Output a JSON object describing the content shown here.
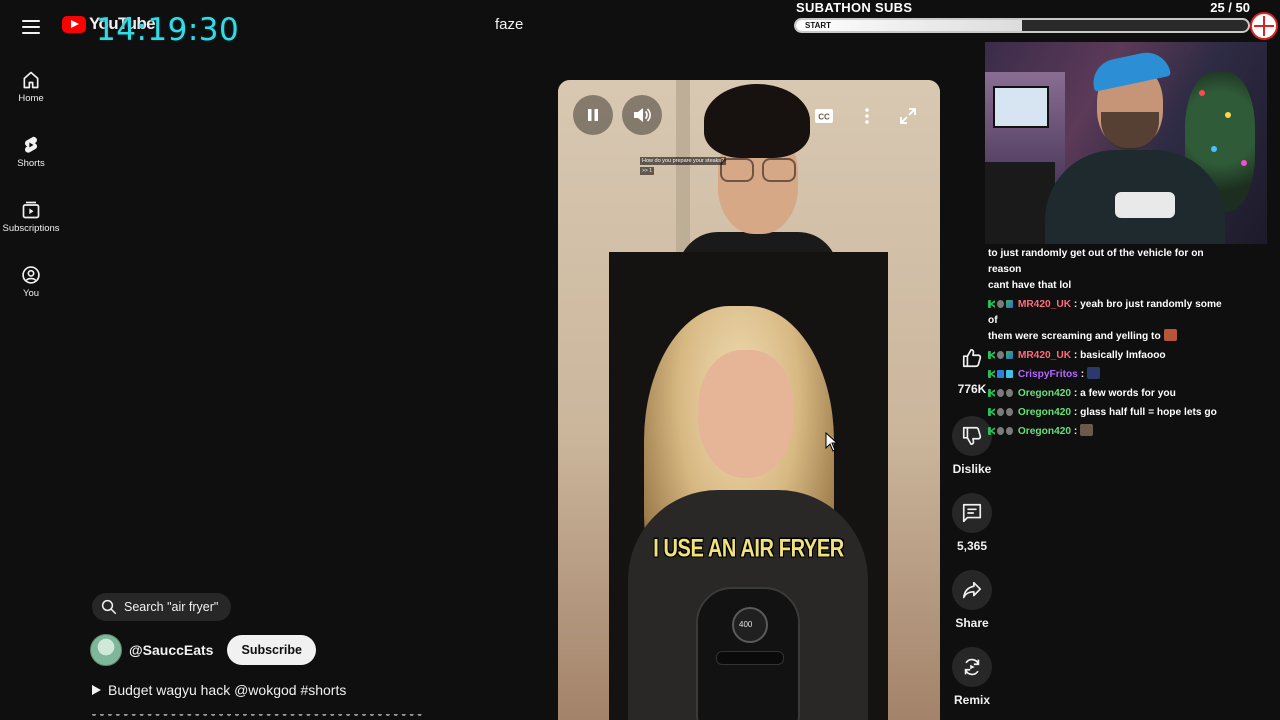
{
  "app": {
    "logo_text": "YouTube"
  },
  "overlay": {
    "clock": "14:19:30",
    "subathon_title": "SUBATHON SUBS",
    "subathon_count": "25 / 50",
    "subathon_start": "START",
    "subathon_progress": 0.5
  },
  "search": {
    "query": "faze"
  },
  "nav": {
    "items": [
      {
        "label": "Home",
        "icon": "home-icon"
      },
      {
        "label": "Shorts",
        "icon": "shorts-icon"
      },
      {
        "label": "Subscriptions",
        "icon": "subscriptions-icon"
      },
      {
        "label": "You",
        "icon": "you-icon"
      }
    ]
  },
  "player": {
    "caption": "I USE AN AIR FRYER",
    "question_text": "How do you prepare your steaks?",
    "question_sub": ">> 1",
    "fryer_display": "400"
  },
  "short": {
    "search_chip": "Search \"air fryer\"",
    "channel": "@SauccEats",
    "subscribe_label": "Subscribe",
    "title": "Budget wagyu hack @wokgod #shorts"
  },
  "actions": {
    "like_count": "776K",
    "dislike_label": "Dislike",
    "comment_count": "5,365",
    "share_label": "Share",
    "remix_label": "Remix"
  },
  "chat": {
    "partial_line_1": "to just randomly get out of the vehicle for on reason",
    "partial_line_2": "cant have that lol",
    "messages": [
      {
        "user": "MR420_UK",
        "text": ": yeah bro just randomly some of",
        "text2": "them were screaming and yelling to",
        "color": "#ff6b7a"
      },
      {
        "user": "MR420_UK",
        "text": ": basically lmfaooo",
        "color": "#ff6b7a"
      },
      {
        "user": "CrispyFritos",
        "text": ":",
        "color": "#b466ff"
      },
      {
        "user": "Oregon420",
        "text": ": a few words for you",
        "color": "#67e07a"
      },
      {
        "user": "Oregon420",
        "text": ": glass half full = hope lets go",
        "color": "#67e07a"
      },
      {
        "user": "Oregon420",
        "text": ":",
        "color": "#67e07a"
      }
    ]
  },
  "colors": {
    "background": "#0f0f0f",
    "clock": "#32dbe6",
    "brand_red": "#ff0000",
    "caption": "#f2e27b"
  }
}
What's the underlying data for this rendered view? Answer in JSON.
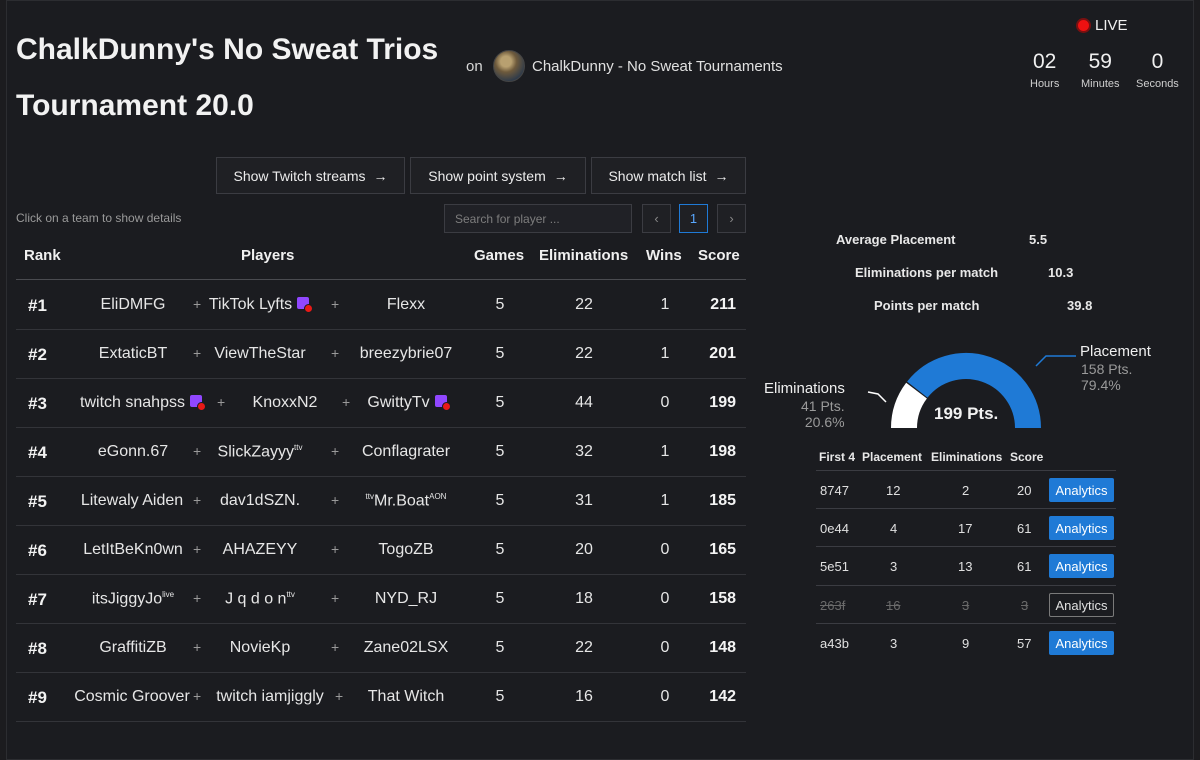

◆ Task description: Quote the full listing above word for word; exclude every picture from the copy.

◆ Answer for the task:
Output a JSON object describing the content shown here.
{
  "app": {
    "logo_text": "YouTube"
  },
  "overlay": {
    "clock": "14:19:30",
    "subathon_title": "SUBATHON SUBS",
    "subathon_count": "25 / 50",
    "subathon_start": "START",
    "subathon_progress": 0.5
  },
  "search": {
    "query": "faze"
  },
  "nav": {
    "items": [
      {
        "label": "Home",
        "icon": "home-icon"
      },
      {
        "label": "Shorts",
        "icon": "shorts-icon"
      },
      {
        "label": "Subscriptions",
        "icon": "subscriptions-icon"
      },
      {
        "label": "You",
        "icon": "you-icon"
      }
    ]
  },
  "player": {
    "caption": "I USE AN AIR FRYER",
    "question_text": "How do you prepare your steaks?",
    "question_sub": ">> 1",
    "fryer_display": "400"
  },
  "short": {
    "search_chip": "Search \"air fryer\"",
    "channel": "@SauccEats",
    "subscribe_label": "Subscribe",
    "title": "Budget wagyu hack @wokgod #shorts"
  },
  "actions": {
    "like_count": "776K",
    "dislike_label": "Dislike",
    "comment_count": "5,365",
    "share_label": "Share",
    "remix_label": "Remix"
  },
  "chat": {
    "partial_line_1": "to just randomly get out of the vehicle for on reason",
    "partial_line_2": "cant have that lol",
    "messages": [
      {
        "user": "MR420_UK",
        "text": ": yeah bro just randomly some of",
        "text2": "them were screaming and yelling to",
        "color": "#ff6b7a"
      },
      {
        "user": "MR420_UK",
        "text": ": basically lmfaooo",
        "color": "#ff6b7a"
      },
      {
        "user": "CrispyFritos",
        "text": ":",
        "color": "#b466ff"
      },
      {
        "user": "Oregon420",
        "text": ": a few words for you",
        "color": "#67e07a"
      },
      {
        "user": "Oregon420",
        "text": ": glass half full = hope lets go",
        "color": "#67e07a"
      },
      {
        "user": "Oregon420",
        "text": ":",
        "color": "#67e07a"
      }
    ]
  },
  "colors": {
    "background": "#0f0f0f",
    "clock": "#32dbe6",
    "brand_red": "#ff0000",
    "caption": "#f2e27b"
  }
}
What's the underlying data for this rendered view? Answer in JSON.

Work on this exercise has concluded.